(Data entries)

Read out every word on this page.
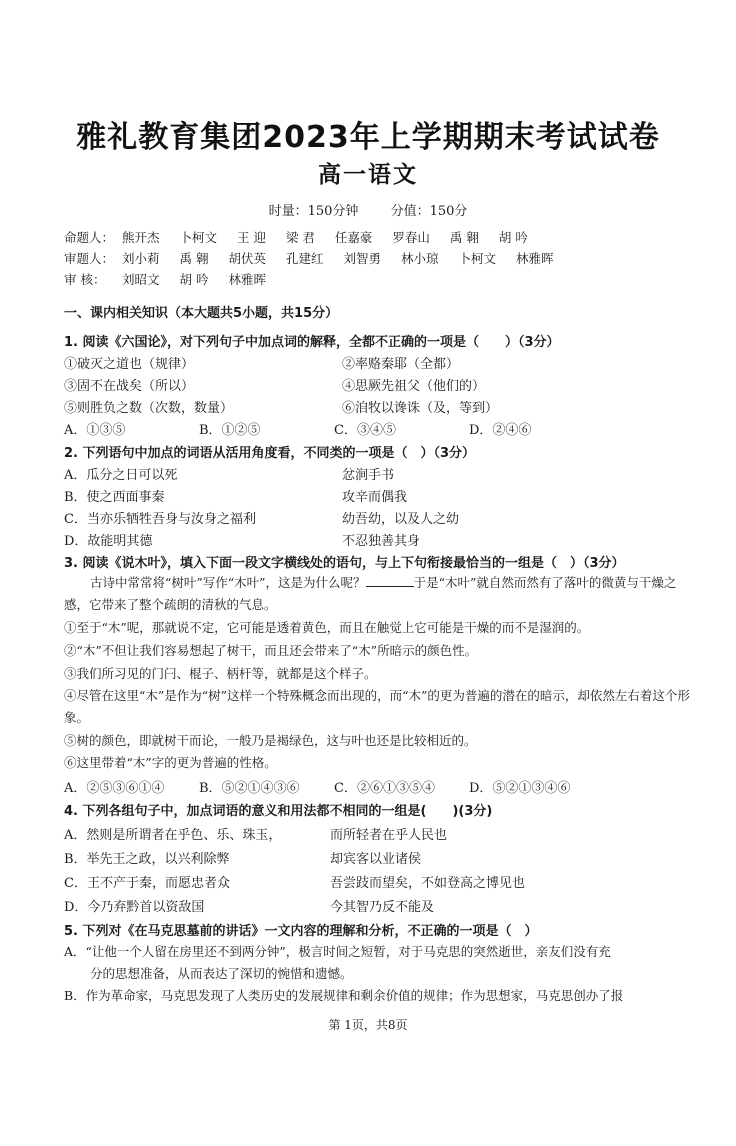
雅礼教育集团2023年上学期期末考试试卷
高一语文
时量：150分钟 分值：150分
命题人： 熊开杰 卜柯文 王 迎 梁 君 任嘉豪 罗春山 禹 翱 胡 吟
审题人： 刘小莉 禹 翱 胡伏英 孔建红 刘智勇 林小琼 卜柯文 林雅晖
审 核： 刘昭文 胡 吟 林雅晖
一、课内相关知识（本大题共5小题，共15分）
1. 阅读《六国论》，对下列句子中加点词的解释，全都不正确的一项是（　　）（3分）
①破灭之道也（规律）	②率赂秦耶（全都）
③固不在战矣（所以）	④思厥先祖父（他们的）
⑤则胜负之数（次数，数量）	⑥洎牧以谗诛（及，等到）
A．①③⑤	B．①②⑤	C．③④⑤	D．②④⑥
2. 下列语句中加点的词语从活用角度看，不同类的一项是（　）（3分）
A．瓜分之日可以死	忿涧手书
B．使之西面事秦	攻辛而偶我
C．当亦乐牺牲吾身与汝身之福利	幼吾幼，以及人之幼
D．故能明其德	不忍独善其身
3. 阅读《说木叶》，填入下面一段文字横线处的语句，与上下句衔接最恰当的一组是（　）（3分）
古诗中常常将“树叶”写作“木叶”，这是为什么呢？	于是“木叶”就自然而然有了落叶的微黄与干燥之感，它带来了整个疏朗的清秋的气息。
①至于“木”呢，那就说不定，它可能是透着黄色，而且在触觉上它可能是干燥的而不是湿润的。
②“木”不但让我们容易想起了树干，而且还会带来了“木”所暗示的颜色性。
③我们所习见的门闩、棍子、柄杆等，就都是这个样子。
④尽管在这里“木”是作为“树”这样一个特殊概念而出现的，而“木”的更为普遍的潜在的暗示，却依然左右着这个形象。
⑤树的颜色，即就树干而论，一般乃是褐绿色，这与叶也还是比较相近的。
⑥这里带着“木”字的更为普遍的性格。
A．②⑤③⑥①④	B．⑤②①④③⑥	C．②⑥①③⑤④	D．⑤②①③④⑥
4. 下列各组句子中，加点词语的意义和用法都不相同的一组是(　　)(3分)
A．然则是所谓者在乎色、乐、珠玉，	而所轻者在乎人民也
B．举先王之政，以兴利除弊	却宾客以业诸侯
C．王不产于秦，而愿忠者众	吾尝跂而望矣，不如登高之博见也
D．今乃弃黔首以资敌国	今其智乃反不能及
5. 下列对《在马克思墓前的讲话》一文内容的理解和分析，不正确的一项是（　）
A．“让他一个人留在房里还不到两分钟”，极言时间之短暂，对于马克思的突然逝世，亲友们没有充
分的思想准备，从而表达了深切的惋惜和遗憾。
B．作为革命家，马克思发现了人类历史的发展规律和剩余价值的规律；作为思想家，马克思创办了报
第 1页，共8页
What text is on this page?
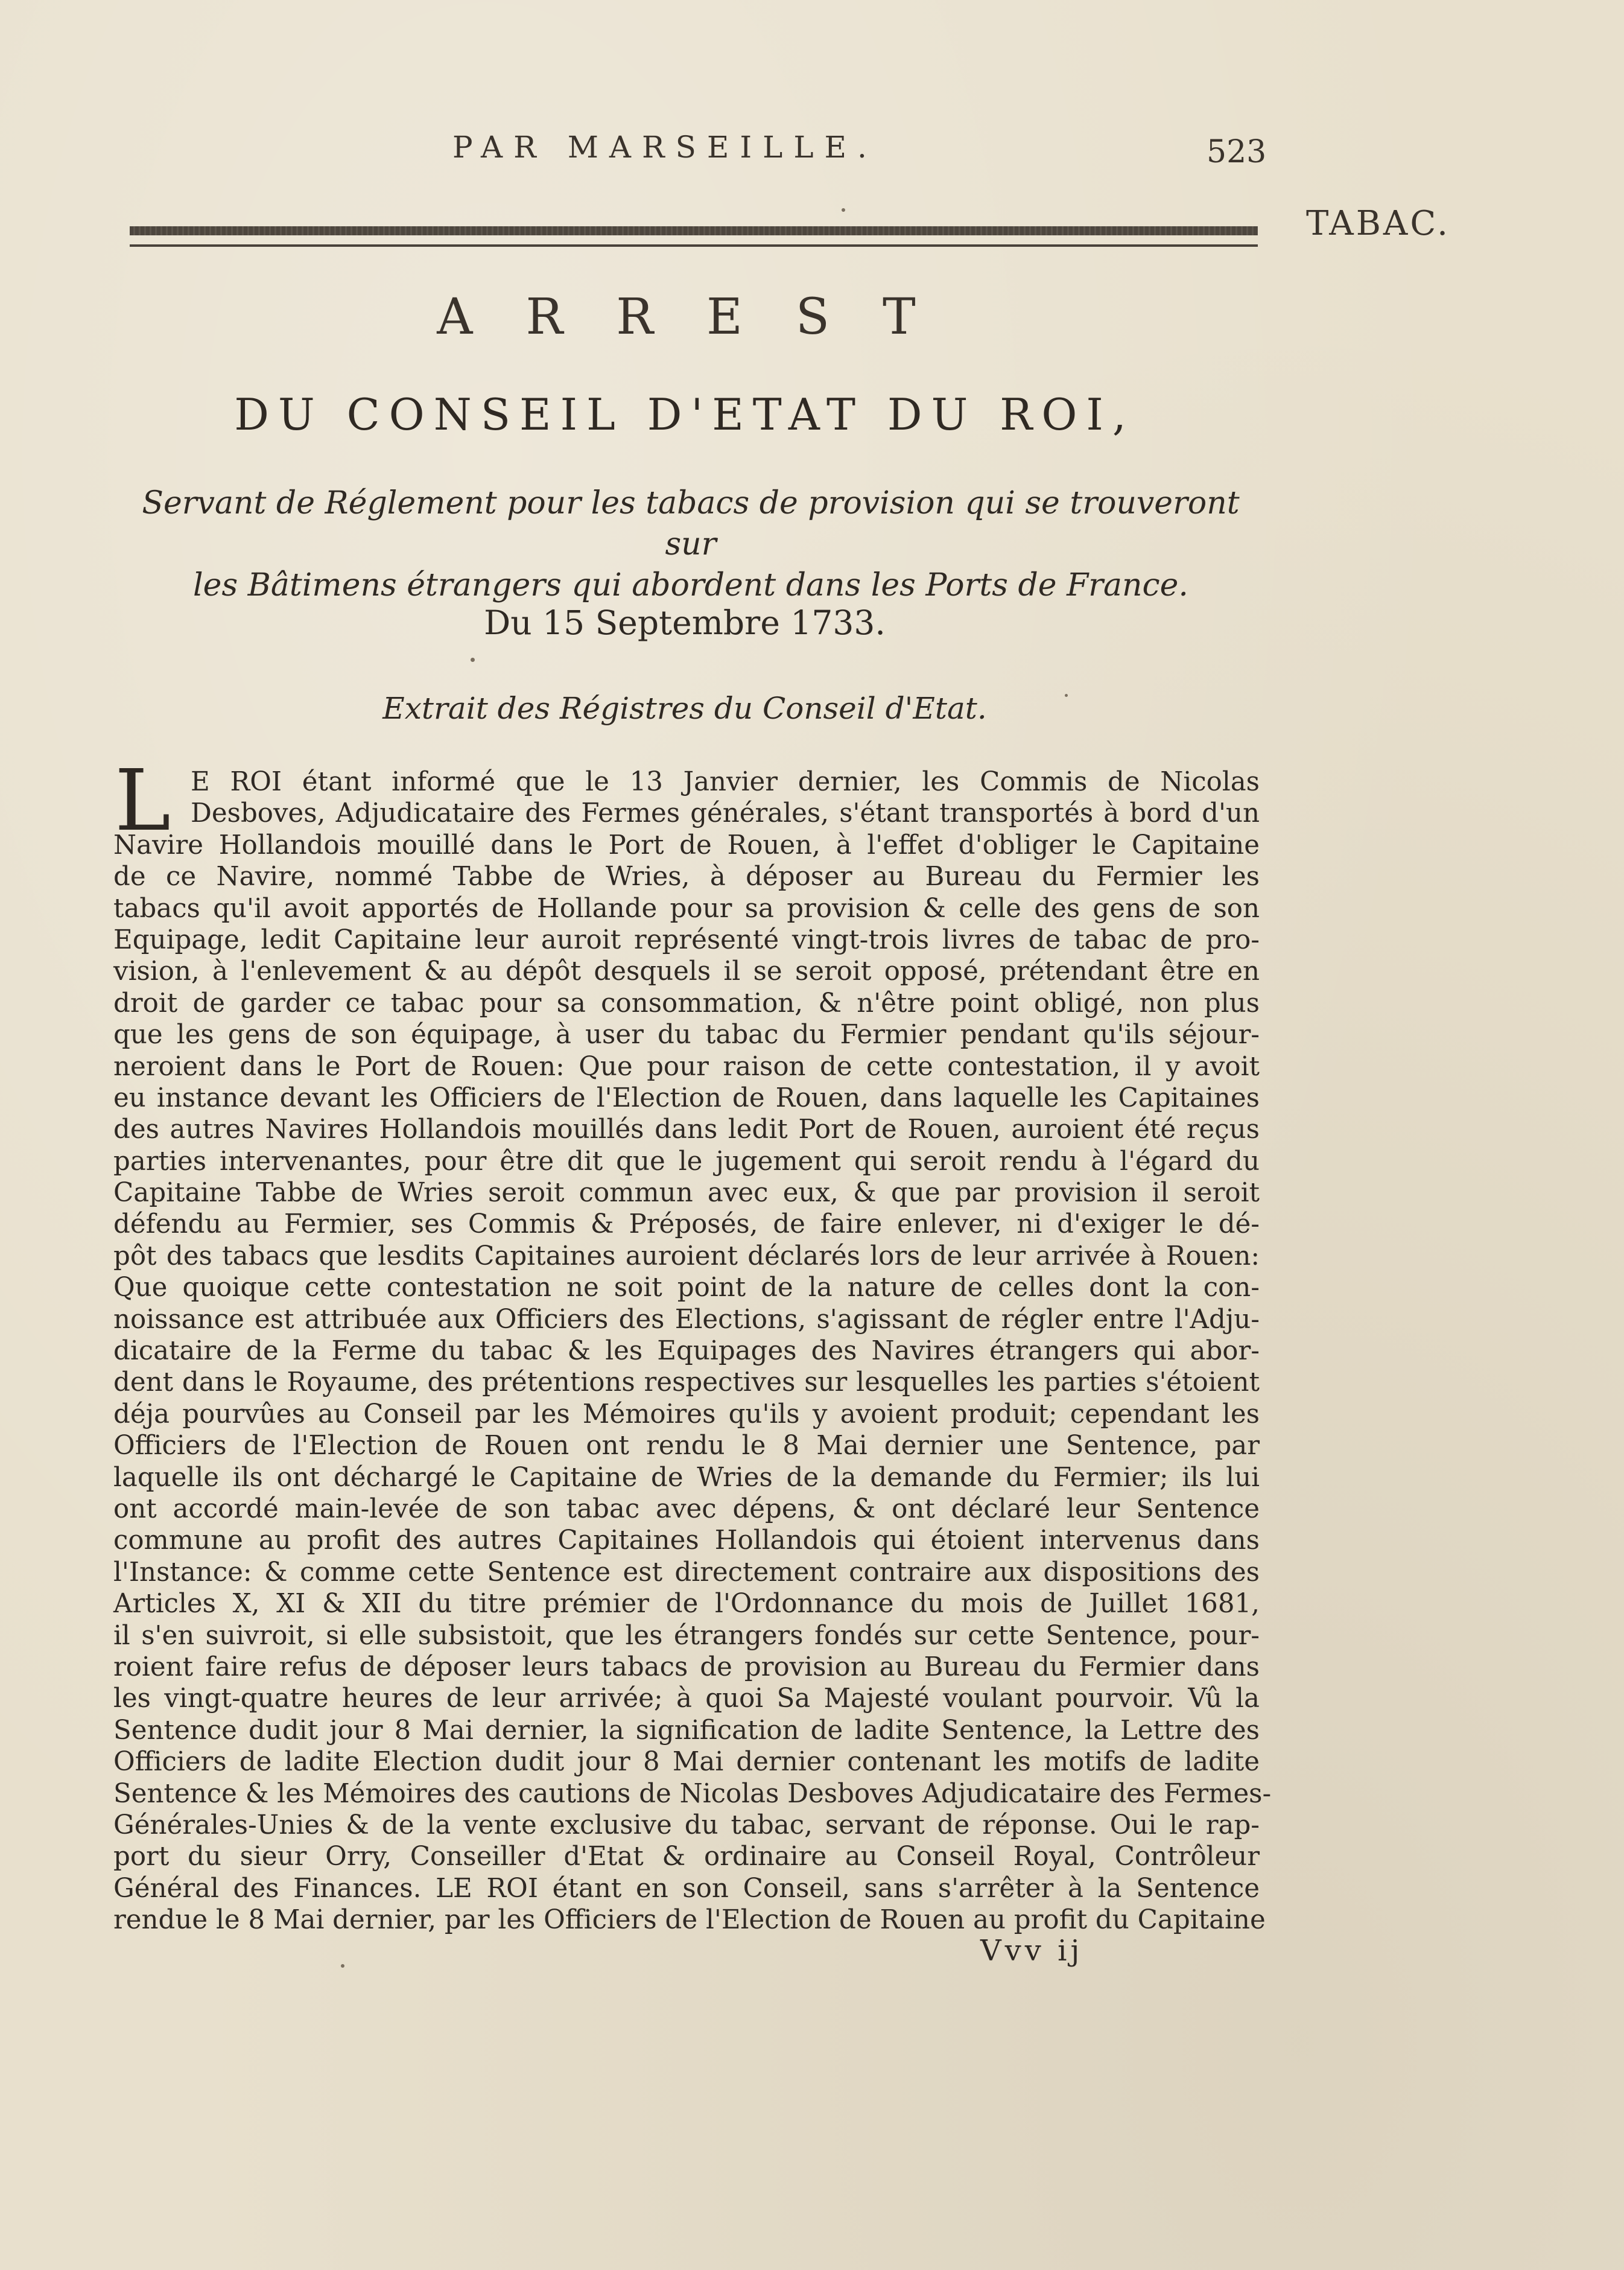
PAR MARSEILLE.	523
TABAC.
ARREST
DU CONSEIL D'ETAT DU ROI,
Servant de Réglement pour les tabacs de provision qui se trouveront sur
les Bâtimens étrangers qui abordent dans les Ports de France.
Du 15 Septembre 1733.
Extrait des Régistres du Conseil d'Etat.
L E ROI étant informé que le 13 Janvier dernier, les Commis de Nicolas
Desboves, Adjudicataire des Fermes générales, s'étant transportés à bord d'un
Navire Hollandois mouillé dans le Port de Rouen, à l'effet d'obliger le Capitaine
de ce Navire, nommé Tabbe de Wries, à déposer au Bureau du Fermier les
tabacs qu'il avoit apportés de Hollande pour sa provision & celle des gens de son
Equipage, ledit Capitaine leur auroit représenté vingt-trois livres de tabac de pro-
vision, à l'enlevement & au dépôt desquels il se seroit opposé, prétendant être en
droit de garder ce tabac pour sa consommation, & n'être point obligé, non plus
que les gens de son équipage, à user du tabac du Fermier pendant qu'ils séjour-
neroient dans le Port de Rouen: Que pour raison de cette contestation, il y avoit
eu instance devant les Officiers de l'Election de Rouen, dans laquelle les Capitaines
des autres Navires Hollandois mouillés dans ledit Port de Rouen, auroient été reçus
parties intervenantes, pour être dit que le jugement qui seroit rendu à l'égard du
Capitaine Tabbe de Wries seroit commun avec eux, & que par provision il seroit
défendu au Fermier, ses Commis & Préposés, de faire enlever, ni d'exiger le dé-
pôt des tabacs que lesdits Capitaines auroient déclarés lors de leur arrivée à Rouen:
Que quoique cette contestation ne soit point de la nature de celles dont la con-
noissance est attribuée aux Officiers des Elections, s'agissant de régler entre l'Adju-
dicataire de la Ferme du tabac & les Equipages des Navires étrangers qui abor-
dent dans le Royaume, des prétentions respectives sur lesquelles les parties s'étoient
déja pourvûes au Conseil par les Mémoires qu'ils y avoient produit; cependant les
Officiers de l'Election de Rouen ont rendu le 8 Mai dernier une Sentence, par
laquelle ils ont déchargé le Capitaine de Wries de la demande du Fermier; ils lui
ont accordé main-levée de son tabac avec dépens, & ont déclaré leur Sentence
commune au profit des autres Capitaines Hollandois qui étoient intervenus dans
l'Instance: & comme cette Sentence est directement contraire aux dispositions des
Articles X, XI & XII du titre prémier de l'Ordonnance du mois de Juillet 1681,
il s'en suivroit, si elle subsistoit, que les étrangers fondés sur cette Sentence, pour-
roient faire refus de déposer leurs tabacs de provision au Bureau du Fermier dans
les vingt-quatre heures de leur arrivée; à quoi Sa Majesté voulant pourvoir. Vû la
Sentence dudit jour 8 Mai dernier, la signification de ladite Sentence, la Lettre des
Officiers de ladite Election dudit jour 8 Mai dernier contenant les motifs de ladite
Sentence & les Mémoires des cautions de Nicolas Desboves Adjudicataire des Fermes-
Générales-Unies & de la vente exclusive du tabac, servant de réponse. Oui le rap-
port du sieur Orry, Conseiller d'Etat & ordinaire au Conseil Royal, Contrôleur
Général des Finances. LE ROI étant en son Conseil, sans s'arrêter à la Sentence
rendue le 8 Mai dernier, par les Officiers de l'Election de Rouen au profit du Capitaine
Vvv ij
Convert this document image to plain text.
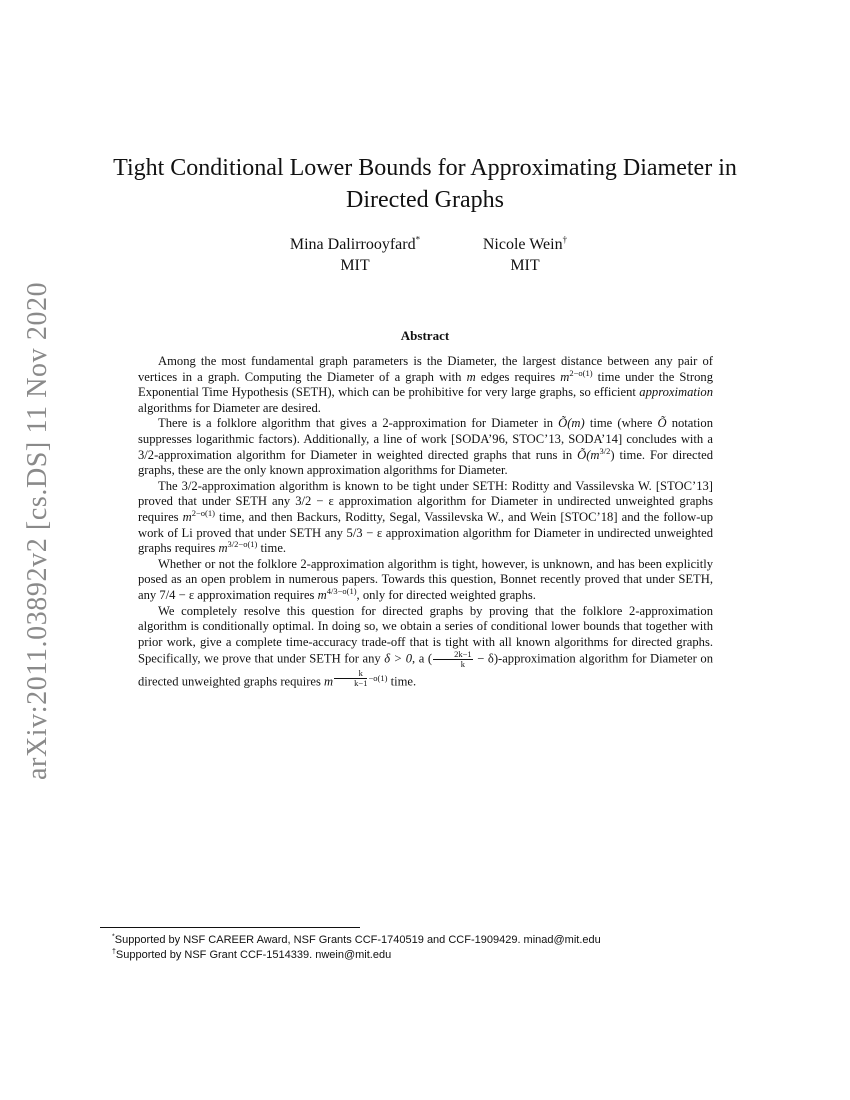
arXiv:2011.03892v2 [cs.DS] 11 Nov 2020
Tight Conditional Lower Bounds for Approximating Diameter in Directed Graphs
Mina Dalirrooyfard*
MIT
Nicole Wein†
MIT
Abstract

Among the most fundamental graph parameters is the Diameter, the largest distance between any pair of vertices in a graph. Computing the Diameter of a graph with m edges requires $m^{2-o(1)}$ time under the Strong Exponential Time Hypothesis (SETH), which can be prohibitive for very large graphs, so efficient approximation algorithms for Diameter are desired.

There is a folklore algorithm that gives a 2-approximation for Diameter in Õ(m) time (where Õ notation suppresses logarithmic factors). Additionally, a line of work [SODA’96, STOC’13, SODA’14] concludes with a 3/2-approximation algorithm for Diameter in weighted directed graphs that runs in $Õ(m^{3/2})$ time. For directed graphs, these are the only known approximation algorithms for Diameter.

The 3/2-approximation algorithm is known to be tight under SETH: Roditty and Vassilevska W. [STOC’13] proved that under SETH any 3/2 − ε approximation algorithm for Diameter in undirected unweighted graphs requires $m^{2-o(1)}$ time, and then Backurs, Roditty, Segal, Vassilevska W., and Wein [STOC’18] and the follow-up work of Li proved that under SETH any 5/3 − ε approximation algorithm for Diameter in undirected unweighted graphs requires $m^{3/2-o(1)}$ time.

Whether or not the folklore 2-approximation algorithm is tight, however, is unknown, and has been explicitly posed as an open problem in numerous papers. Towards this question, Bonnet recently proved that under SETH, any 7/4 − ε approximation requires $m^{4/3-o(1)}$, only for directed weighted graphs.

We completely resolve this question for directed graphs by proving that the folklore 2-approximation algorithm is conditionally optimal. In doing so, we obtain a series of conditional lower bounds that together with prior work, give a complete time-accuracy trade-off that is tight with all known algorithms for directed graphs. Specifically, we prove that under SETH for any δ > 0, a ( $\frac{2k-1}{k}$ − δ)-approximation algorithm for Diameter on directed unweighted graphs requires m $^{\frac{k}{k-1} -o(1)}$ time.

*Supported by NSF CAREER Award, NSF Grants CCF-1740519 and CCF-1909429. minad@mit.edu
†Supported by NSF Grant CCF-1514339. nwein@mit.edu
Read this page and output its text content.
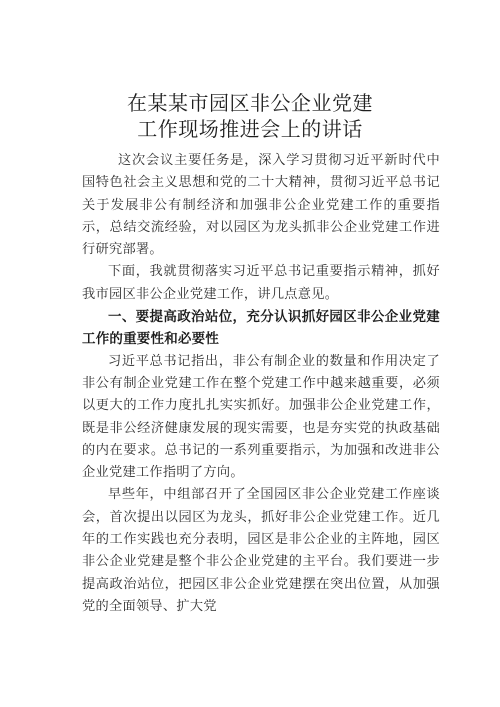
在某某市园区非公企业党建
工作现场推进会上的讲话

这次会议主要任务是，深入学习贯彻习近平新时代中国特色社会主义思想和党的二十大精神，贯彻习近平总书记关于发展非公有制经济和加强非公企业党建工作的重要指示，总结交流经验，对以园区为龙头抓非公企业党建工作进行研究部署。

下面，我就贯彻落实习近平总书记重要指示精神，抓好我市园区非公企业党建工作，讲几点意见。

一、要提高政治站位，充分认识抓好园区非公企业党建工作的重要性和必要性

习近平总书记指出，非公有制企业的数量和作用决定了非公有制企业党建工作在整个党建工作中越来越重要，必须以更大的工作力度扎扎实实抓好。加强非公企业党建工作，既是非公经济健康发展的现实需要，也是夯实党的执政基础的内在要求。总书记的一系列重要指示，为加强和改进非公企业党建工作指明了方向。

早些年，中组部召开了全国园区非公企业党建工作座谈会，首次提出以园区为龙头，抓好非公企业党建工作。近几年的工作实践也充分表明，园区是非公企业的主阵地，园区非公企业党建是整个非公企业党建的主平台。我们要进一步提高政治站位，把园区非公企业党建摆在突出位置，从加强党的全面领导、扩大党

- **Required task**: From the records above, pull out each line that has "vingt".

- **The completed task**:
Equipage, ledit Capitaine leur auroit représenté vingt-trois livres de tabac de pro-
les vingt-quatre heures de leur arrivée; à quoi Sa Majesté voulant pourvoir. Vû la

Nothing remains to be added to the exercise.